**Written task**
With the pictures omitted, write out the entries that follow exactly as they stand.

━━━ Records for the exercise

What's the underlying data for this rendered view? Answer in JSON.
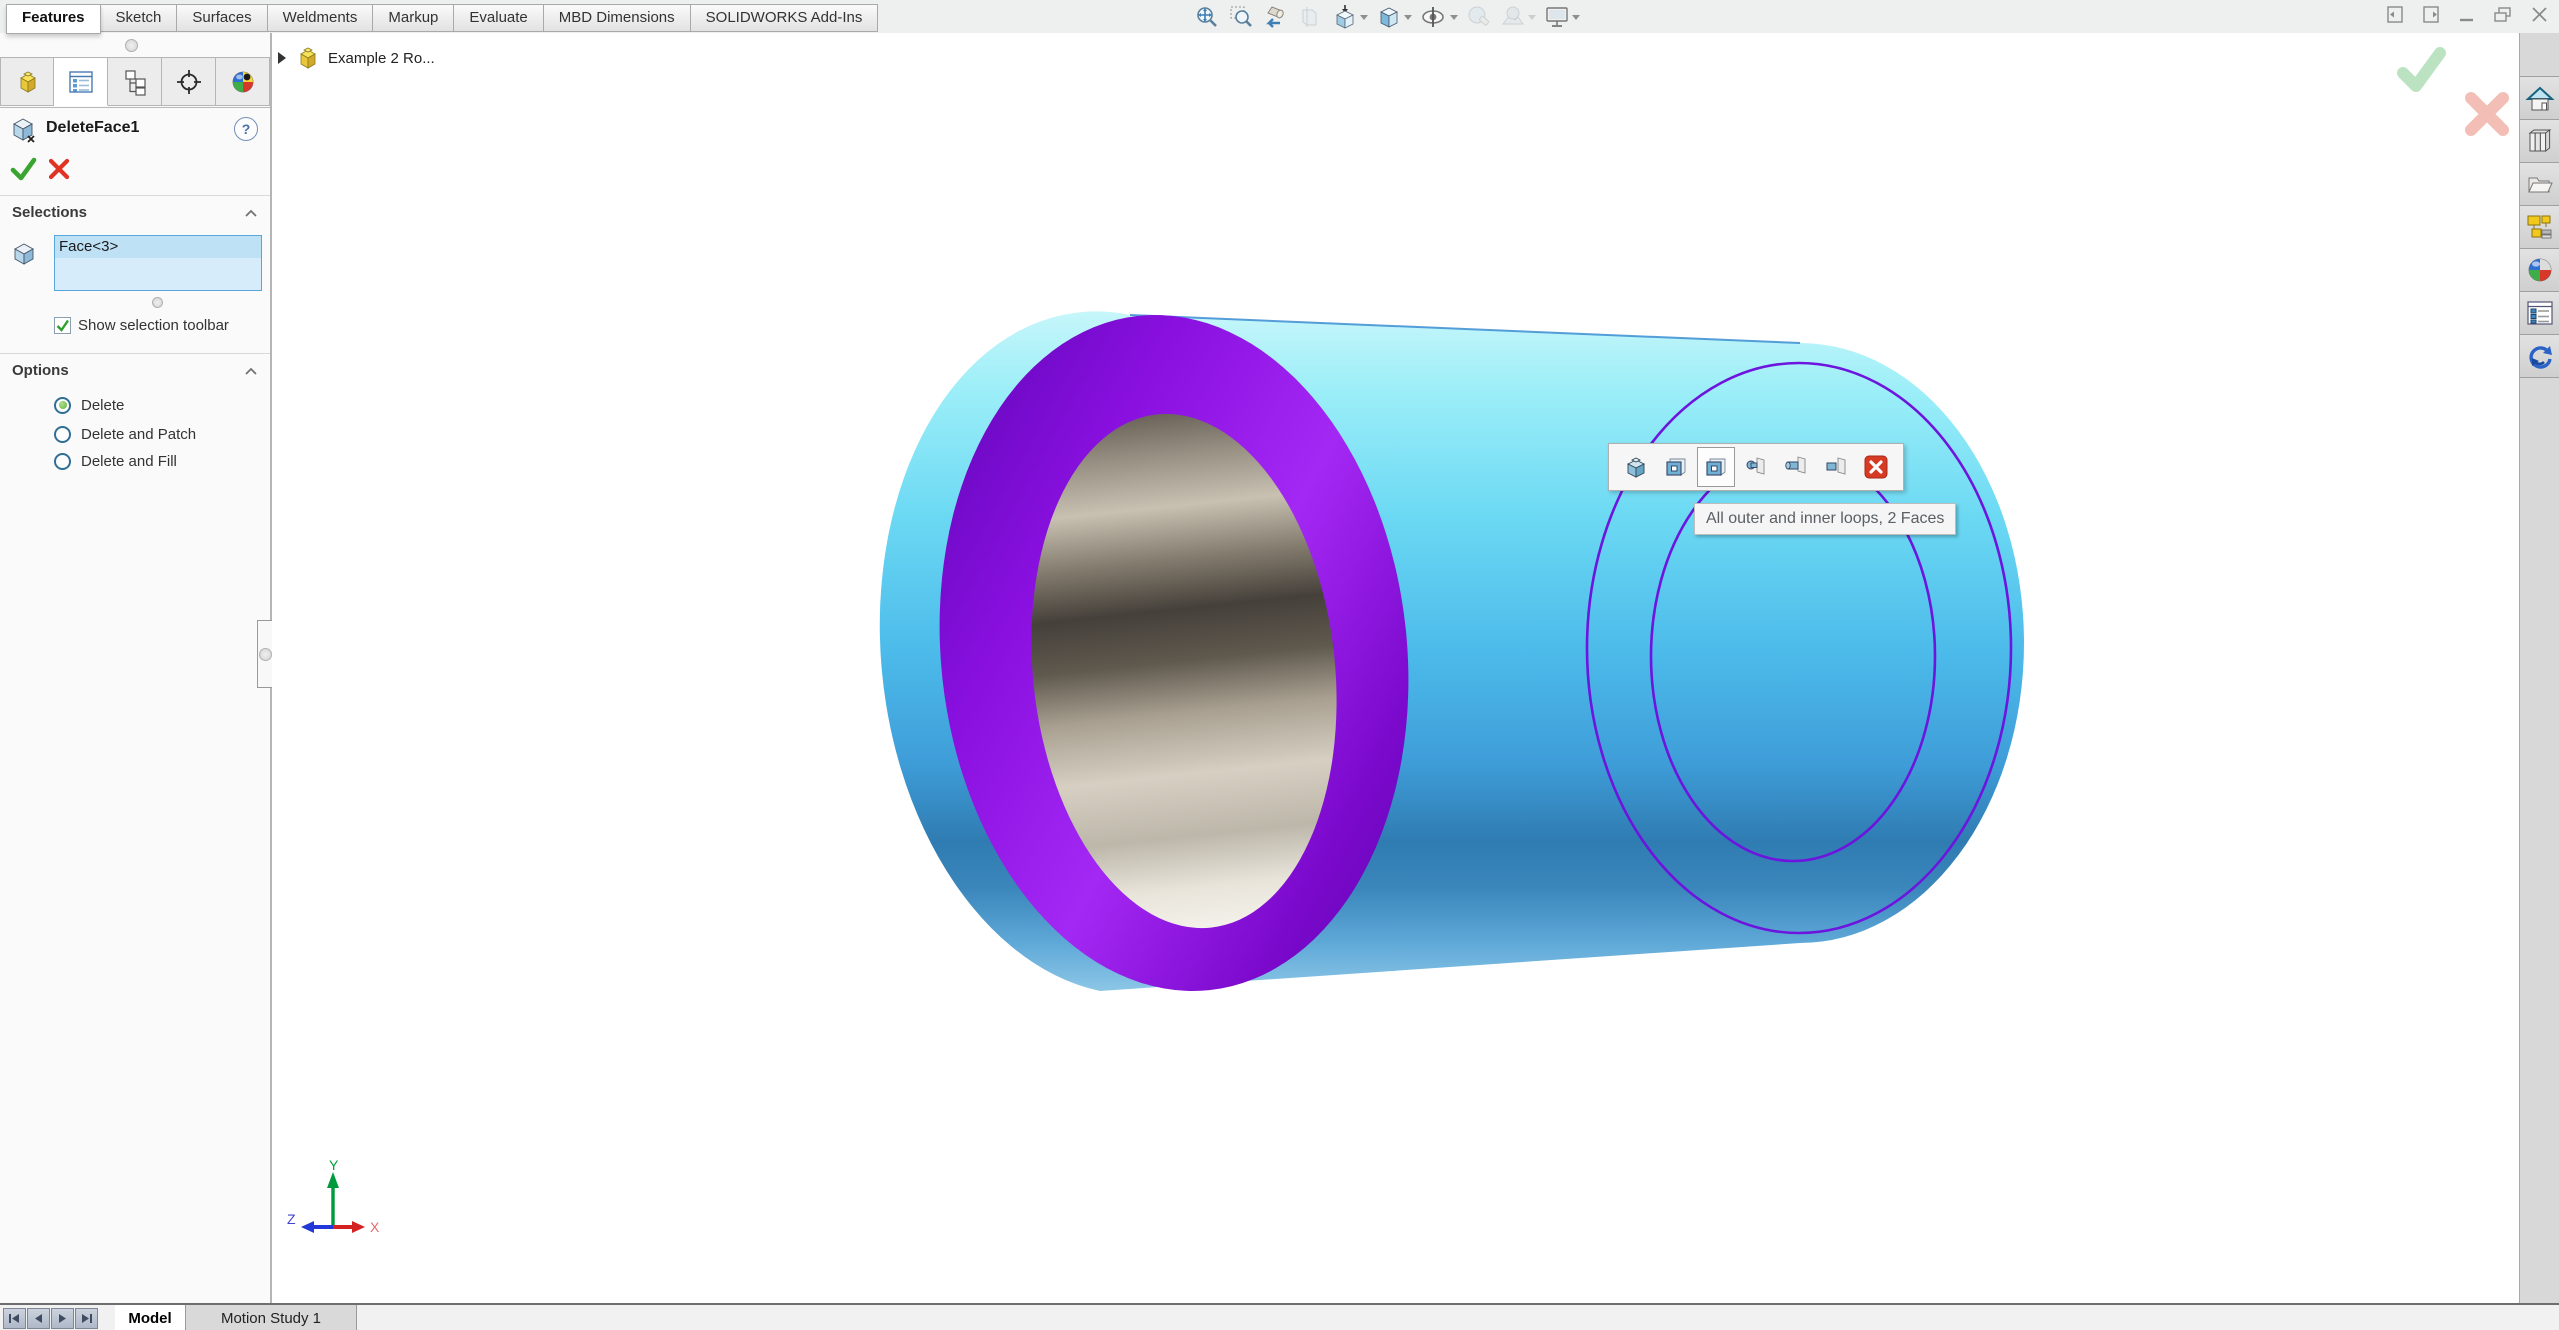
{
  "topbar": {
    "tabs": [
      "Features",
      "Sketch",
      "Surfaces",
      "Weldments",
      "Markup",
      "Evaluate",
      "MBD Dimensions",
      "SOLIDWORKS Add-Ins"
    ],
    "active_tab": "Features",
    "view_toolbar_icons": [
      "zoom-to-fit",
      "zoom-to-area",
      "previous-view",
      "section-view",
      "view-orientation",
      "display-style",
      "hide-show-items",
      "edit-appearance",
      "apply-scene",
      "view-settings"
    ],
    "window_controls": [
      "collapse-panel-left",
      "collapse-panel-right",
      "minimize",
      "restore",
      "close"
    ]
  },
  "property_manager": {
    "tabs": [
      "featuremanager-design-tree",
      "propertymanager",
      "configurationmanager",
      "dimxpertmanager",
      "displaymanager"
    ],
    "active_tab_index": 1,
    "title": "DeleteFace1",
    "help_icon": "?",
    "selections": {
      "header": "Selections",
      "items": [
        "Face<3>"
      ],
      "checkbox_label": "Show selection toolbar",
      "checkbox_checked": true
    },
    "options": {
      "header": "Options",
      "radios": [
        {
          "label": "Delete",
          "selected": true
        },
        {
          "label": "Delete and Patch",
          "selected": false
        },
        {
          "label": "Delete and Fill",
          "selected": false
        }
      ]
    }
  },
  "viewport": {
    "document_tab_label": "Example 2 Ro...",
    "selection_toolbar": {
      "buttons": [
        "part-faces",
        "outer-loops",
        "all-outer-and-inner-loops",
        "extend-selection-plug",
        "extend-selection-boss",
        "extend-selection-socket",
        "close"
      ],
      "hovered_button_index": 2,
      "tooltip": "All outer and inner loops, 2 Faces"
    },
    "triad": {
      "x_label": "X",
      "y_label": "Y",
      "z_label": "Z"
    },
    "model": {
      "description": "hollow tube, front ring face selected, rear face loops highlighted",
      "selected_face_color": "#8a12dd",
      "body_color": "#58c4ee",
      "bore_color": "#a89f90",
      "loop_highlight_color": "#6d14de"
    }
  },
  "task_pane": {
    "icons": [
      "home",
      "design-library",
      "file-explorer",
      "view-palette",
      "appearances-scenes",
      "custom-properties",
      "solidworks-resources"
    ]
  },
  "bottom_bar": {
    "nav_buttons": [
      "first",
      "previous",
      "next",
      "last"
    ],
    "tabs": [
      {
        "label": "Model",
        "active": true
      },
      {
        "label": "Motion Study 1",
        "active": false
      }
    ]
  }
}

━━━━━━

**Reply to the task**
What's the underlying data for this rendered view? Answer in JSON.
{
  "topbar": {
    "tabs": [
      "Features",
      "Sketch",
      "Surfaces",
      "Weldments",
      "Markup",
      "Evaluate",
      "MBD Dimensions",
      "SOLIDWORKS Add-Ins"
    ],
    "active_tab": "Features",
    "view_toolbar_icons": [
      "zoom-to-fit",
      "zoom-to-area",
      "previous-view",
      "section-view",
      "view-orientation",
      "display-style",
      "hide-show-items",
      "edit-appearance",
      "apply-scene",
      "view-settings"
    ],
    "window_controls": [
      "collapse-panel-left",
      "collapse-panel-right",
      "minimize",
      "restore",
      "close"
    ]
  },
  "property_manager": {
    "tabs": [
      "featuremanager-design-tree",
      "propertymanager",
      "configurationmanager",
      "dimxpertmanager",
      "displaymanager"
    ],
    "active_tab_index": 1,
    "title": "DeleteFace1",
    "help_icon": "?",
    "selections": {
      "header": "Selections",
      "items": [
        "Face<3>"
      ],
      "checkbox_label": "Show selection toolbar",
      "checkbox_checked": true
    },
    "options": {
      "header": "Options",
      "radios": [
        {
          "label": "Delete",
          "selected": true
        },
        {
          "label": "Delete and Patch",
          "selected": false
        },
        {
          "label": "Delete and Fill",
          "selected": false
        }
      ]
    }
  },
  "viewport": {
    "document_tab_label": "Example 2 Ro...",
    "selection_toolbar": {
      "buttons": [
        "part-faces",
        "outer-loops",
        "all-outer-and-inner-loops",
        "extend-selection-plug",
        "extend-selection-boss",
        "extend-selection-socket",
        "close"
      ],
      "hovered_button_index": 2,
      "tooltip": "All outer and inner loops, 2 Faces"
    },
    "triad": {
      "x_label": "X",
      "y_label": "Y",
      "z_label": "Z"
    },
    "model": {
      "description": "hollow tube, front ring face selected, rear face loops highlighted",
      "selected_face_color": "#8a12dd",
      "body_color": "#58c4ee",
      "bore_color": "#a89f90",
      "loop_highlight_color": "#6d14de"
    }
  },
  "task_pane": {
    "icons": [
      "home",
      "design-library",
      "file-explorer",
      "view-palette",
      "appearances-scenes",
      "custom-properties",
      "solidworks-resources"
    ]
  },
  "bottom_bar": {
    "nav_buttons": [
      "first",
      "previous",
      "next",
      "last"
    ],
    "tabs": [
      {
        "label": "Model",
        "active": true
      },
      {
        "label": "Motion Study 1",
        "active": false
      }
    ]
  }
}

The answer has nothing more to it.